*DATA TO PROCESS*
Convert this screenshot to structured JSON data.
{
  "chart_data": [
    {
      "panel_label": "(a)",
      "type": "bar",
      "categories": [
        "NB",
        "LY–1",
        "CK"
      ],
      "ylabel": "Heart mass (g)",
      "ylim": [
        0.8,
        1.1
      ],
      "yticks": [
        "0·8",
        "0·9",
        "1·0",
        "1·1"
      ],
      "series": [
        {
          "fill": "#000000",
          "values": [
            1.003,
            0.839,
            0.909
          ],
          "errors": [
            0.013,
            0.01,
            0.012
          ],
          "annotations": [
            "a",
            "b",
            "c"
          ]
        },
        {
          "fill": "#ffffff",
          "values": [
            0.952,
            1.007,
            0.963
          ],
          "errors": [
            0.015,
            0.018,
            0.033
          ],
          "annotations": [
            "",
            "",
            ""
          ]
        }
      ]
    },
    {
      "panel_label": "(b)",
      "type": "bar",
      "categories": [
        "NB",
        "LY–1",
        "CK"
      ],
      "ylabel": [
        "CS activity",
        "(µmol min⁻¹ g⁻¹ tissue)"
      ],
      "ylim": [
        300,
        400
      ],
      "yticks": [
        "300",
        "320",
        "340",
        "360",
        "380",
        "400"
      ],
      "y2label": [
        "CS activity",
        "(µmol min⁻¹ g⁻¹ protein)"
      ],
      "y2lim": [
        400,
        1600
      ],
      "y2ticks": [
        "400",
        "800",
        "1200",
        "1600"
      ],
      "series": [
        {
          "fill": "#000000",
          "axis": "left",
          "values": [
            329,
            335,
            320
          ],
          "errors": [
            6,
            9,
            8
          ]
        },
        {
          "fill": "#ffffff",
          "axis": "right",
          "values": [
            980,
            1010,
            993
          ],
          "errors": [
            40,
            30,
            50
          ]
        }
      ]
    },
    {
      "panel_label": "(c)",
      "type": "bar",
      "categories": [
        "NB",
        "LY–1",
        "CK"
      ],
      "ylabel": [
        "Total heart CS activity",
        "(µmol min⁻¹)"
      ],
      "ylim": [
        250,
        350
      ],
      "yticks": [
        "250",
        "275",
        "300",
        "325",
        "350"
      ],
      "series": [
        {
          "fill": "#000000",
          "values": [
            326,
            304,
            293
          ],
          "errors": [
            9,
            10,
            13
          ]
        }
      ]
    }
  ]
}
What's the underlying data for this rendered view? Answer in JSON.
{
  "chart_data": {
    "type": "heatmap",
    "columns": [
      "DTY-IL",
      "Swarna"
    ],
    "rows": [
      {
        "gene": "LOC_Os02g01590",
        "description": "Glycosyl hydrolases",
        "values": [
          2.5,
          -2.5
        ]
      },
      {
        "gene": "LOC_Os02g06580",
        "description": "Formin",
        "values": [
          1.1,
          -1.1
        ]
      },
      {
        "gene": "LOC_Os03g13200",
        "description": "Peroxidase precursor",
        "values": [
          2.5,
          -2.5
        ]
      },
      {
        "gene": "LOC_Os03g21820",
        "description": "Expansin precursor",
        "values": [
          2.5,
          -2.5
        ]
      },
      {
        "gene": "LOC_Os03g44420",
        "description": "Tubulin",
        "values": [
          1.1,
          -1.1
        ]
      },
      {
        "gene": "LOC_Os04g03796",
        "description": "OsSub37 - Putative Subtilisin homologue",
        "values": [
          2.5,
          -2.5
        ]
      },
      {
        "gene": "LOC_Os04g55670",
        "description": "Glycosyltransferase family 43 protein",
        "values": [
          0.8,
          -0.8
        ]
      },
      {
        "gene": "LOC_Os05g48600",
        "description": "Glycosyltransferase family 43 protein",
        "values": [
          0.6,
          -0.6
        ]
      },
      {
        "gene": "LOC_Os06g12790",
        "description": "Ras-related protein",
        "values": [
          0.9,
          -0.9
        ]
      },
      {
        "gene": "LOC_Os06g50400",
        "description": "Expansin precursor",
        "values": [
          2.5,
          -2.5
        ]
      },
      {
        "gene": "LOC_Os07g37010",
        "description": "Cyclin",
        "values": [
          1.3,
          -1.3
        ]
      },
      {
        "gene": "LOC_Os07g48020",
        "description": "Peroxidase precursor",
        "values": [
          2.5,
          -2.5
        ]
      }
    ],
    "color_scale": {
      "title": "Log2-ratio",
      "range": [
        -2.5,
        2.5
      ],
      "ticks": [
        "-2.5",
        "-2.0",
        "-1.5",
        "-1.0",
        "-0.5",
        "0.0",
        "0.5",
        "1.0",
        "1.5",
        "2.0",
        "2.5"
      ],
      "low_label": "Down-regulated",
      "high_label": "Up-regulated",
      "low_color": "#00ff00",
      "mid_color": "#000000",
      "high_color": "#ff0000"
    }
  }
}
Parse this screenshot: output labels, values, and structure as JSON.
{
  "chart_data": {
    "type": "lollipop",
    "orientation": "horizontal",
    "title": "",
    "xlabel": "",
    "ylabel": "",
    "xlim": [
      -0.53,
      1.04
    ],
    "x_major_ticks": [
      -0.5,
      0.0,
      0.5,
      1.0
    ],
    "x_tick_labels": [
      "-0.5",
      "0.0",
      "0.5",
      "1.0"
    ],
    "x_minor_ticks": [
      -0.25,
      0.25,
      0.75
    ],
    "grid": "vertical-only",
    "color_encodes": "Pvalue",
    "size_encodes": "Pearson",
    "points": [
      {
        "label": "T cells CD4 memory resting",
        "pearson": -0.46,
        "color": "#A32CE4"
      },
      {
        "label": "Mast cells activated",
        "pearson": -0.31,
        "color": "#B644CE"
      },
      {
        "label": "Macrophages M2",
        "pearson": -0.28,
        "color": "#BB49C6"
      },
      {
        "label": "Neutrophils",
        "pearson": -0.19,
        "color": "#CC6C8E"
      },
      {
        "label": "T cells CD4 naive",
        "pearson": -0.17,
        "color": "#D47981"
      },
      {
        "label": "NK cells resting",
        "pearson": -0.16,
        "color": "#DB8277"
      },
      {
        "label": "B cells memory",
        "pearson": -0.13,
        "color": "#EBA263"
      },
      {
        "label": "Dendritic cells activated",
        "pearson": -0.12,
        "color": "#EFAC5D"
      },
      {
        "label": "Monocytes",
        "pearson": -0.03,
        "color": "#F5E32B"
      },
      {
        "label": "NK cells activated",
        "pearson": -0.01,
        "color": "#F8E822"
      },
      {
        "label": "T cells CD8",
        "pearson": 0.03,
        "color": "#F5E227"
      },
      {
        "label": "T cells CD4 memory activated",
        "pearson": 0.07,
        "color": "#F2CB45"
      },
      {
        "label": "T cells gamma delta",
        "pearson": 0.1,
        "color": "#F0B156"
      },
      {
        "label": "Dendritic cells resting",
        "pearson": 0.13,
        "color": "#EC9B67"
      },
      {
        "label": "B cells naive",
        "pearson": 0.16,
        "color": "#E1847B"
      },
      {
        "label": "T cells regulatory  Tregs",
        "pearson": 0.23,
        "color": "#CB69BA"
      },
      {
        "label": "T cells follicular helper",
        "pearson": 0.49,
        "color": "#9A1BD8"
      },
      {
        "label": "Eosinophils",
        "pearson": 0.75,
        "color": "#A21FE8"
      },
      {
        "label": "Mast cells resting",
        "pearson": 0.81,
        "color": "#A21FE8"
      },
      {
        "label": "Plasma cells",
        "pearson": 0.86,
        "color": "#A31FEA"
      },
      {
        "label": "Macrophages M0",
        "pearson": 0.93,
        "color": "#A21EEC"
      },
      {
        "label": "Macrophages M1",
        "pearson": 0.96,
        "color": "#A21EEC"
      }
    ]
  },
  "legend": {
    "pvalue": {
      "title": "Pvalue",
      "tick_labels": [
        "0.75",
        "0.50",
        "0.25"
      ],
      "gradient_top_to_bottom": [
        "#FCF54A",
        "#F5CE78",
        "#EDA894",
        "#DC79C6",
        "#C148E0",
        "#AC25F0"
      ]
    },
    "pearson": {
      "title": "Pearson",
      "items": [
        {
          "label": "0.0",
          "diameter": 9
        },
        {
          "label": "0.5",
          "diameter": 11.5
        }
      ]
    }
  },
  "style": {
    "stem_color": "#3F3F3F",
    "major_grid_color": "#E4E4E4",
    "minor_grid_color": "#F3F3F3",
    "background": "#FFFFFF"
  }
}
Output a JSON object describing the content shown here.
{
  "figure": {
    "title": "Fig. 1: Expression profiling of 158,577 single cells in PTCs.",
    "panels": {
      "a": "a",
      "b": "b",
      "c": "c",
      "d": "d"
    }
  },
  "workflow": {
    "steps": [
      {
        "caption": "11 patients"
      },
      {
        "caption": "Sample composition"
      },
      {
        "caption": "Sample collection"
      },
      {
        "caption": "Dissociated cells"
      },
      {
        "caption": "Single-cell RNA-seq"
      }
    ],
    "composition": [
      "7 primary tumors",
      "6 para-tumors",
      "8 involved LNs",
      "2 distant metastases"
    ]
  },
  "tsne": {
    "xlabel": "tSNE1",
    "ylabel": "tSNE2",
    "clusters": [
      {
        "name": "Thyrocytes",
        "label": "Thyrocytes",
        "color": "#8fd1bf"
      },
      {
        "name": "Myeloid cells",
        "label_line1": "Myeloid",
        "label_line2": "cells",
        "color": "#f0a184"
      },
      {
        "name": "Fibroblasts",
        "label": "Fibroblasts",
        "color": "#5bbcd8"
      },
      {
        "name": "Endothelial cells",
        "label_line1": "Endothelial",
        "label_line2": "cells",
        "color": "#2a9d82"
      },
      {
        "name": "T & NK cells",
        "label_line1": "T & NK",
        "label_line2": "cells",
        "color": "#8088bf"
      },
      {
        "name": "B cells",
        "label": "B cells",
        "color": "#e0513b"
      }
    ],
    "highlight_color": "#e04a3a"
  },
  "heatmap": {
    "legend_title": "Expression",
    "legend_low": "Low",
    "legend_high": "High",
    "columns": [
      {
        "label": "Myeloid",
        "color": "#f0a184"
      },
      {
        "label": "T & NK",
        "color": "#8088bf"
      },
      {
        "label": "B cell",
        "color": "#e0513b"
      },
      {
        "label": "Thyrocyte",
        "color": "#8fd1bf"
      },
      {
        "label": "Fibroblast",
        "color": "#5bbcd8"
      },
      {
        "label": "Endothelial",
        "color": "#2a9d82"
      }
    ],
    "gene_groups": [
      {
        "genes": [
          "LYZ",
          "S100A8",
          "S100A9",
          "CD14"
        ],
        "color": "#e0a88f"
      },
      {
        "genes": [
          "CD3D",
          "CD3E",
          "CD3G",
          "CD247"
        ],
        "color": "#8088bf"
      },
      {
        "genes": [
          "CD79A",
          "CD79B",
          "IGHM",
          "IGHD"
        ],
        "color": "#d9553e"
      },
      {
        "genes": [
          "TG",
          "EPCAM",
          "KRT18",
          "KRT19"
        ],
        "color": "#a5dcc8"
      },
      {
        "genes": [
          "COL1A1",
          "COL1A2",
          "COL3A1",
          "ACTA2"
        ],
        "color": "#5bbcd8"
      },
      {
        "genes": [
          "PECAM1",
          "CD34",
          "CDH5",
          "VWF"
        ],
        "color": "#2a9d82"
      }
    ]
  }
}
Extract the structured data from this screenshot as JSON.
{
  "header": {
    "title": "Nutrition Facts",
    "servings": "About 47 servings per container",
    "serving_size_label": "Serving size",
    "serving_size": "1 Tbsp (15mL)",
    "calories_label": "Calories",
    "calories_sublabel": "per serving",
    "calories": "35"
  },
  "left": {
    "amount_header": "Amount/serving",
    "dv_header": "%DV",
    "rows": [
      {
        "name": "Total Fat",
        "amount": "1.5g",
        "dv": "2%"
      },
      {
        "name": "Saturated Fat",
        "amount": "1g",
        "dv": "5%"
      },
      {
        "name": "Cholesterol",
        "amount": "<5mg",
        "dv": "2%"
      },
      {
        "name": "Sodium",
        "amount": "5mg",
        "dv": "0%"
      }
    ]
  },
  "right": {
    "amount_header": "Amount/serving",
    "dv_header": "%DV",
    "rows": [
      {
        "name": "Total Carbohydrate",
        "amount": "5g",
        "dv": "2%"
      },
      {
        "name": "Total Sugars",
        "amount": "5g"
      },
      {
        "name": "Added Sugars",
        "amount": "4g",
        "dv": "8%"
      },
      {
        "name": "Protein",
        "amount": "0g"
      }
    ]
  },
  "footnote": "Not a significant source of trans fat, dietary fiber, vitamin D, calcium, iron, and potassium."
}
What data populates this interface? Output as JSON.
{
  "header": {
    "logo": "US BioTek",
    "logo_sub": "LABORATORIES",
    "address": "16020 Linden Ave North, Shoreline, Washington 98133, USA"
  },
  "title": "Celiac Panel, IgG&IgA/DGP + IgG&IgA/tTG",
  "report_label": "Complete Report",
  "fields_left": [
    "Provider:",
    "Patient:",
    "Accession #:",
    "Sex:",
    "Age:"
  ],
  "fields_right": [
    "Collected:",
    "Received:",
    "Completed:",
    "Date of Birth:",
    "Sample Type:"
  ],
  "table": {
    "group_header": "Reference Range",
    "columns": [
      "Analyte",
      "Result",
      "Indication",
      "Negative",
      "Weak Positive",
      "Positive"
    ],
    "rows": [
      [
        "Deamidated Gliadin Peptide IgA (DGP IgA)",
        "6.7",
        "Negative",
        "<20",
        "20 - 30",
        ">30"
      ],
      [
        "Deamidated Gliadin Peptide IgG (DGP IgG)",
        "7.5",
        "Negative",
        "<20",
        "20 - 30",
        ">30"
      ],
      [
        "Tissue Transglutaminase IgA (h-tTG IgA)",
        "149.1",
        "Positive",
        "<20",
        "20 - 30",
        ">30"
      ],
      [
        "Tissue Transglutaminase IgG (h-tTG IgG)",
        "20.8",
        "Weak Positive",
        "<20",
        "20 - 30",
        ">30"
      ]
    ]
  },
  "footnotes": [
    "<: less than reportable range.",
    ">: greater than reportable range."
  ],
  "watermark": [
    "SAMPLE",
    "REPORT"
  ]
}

*INSTRUCTIONS FOR THE TASK*
Wherever the string "What" appears in the records above, copy the line it sits in.

*ANSWER TO THIS EXERCISE*
What's the underlying data for this rendered view? Answer in JSON.
What data populates this interface? Output as JSON.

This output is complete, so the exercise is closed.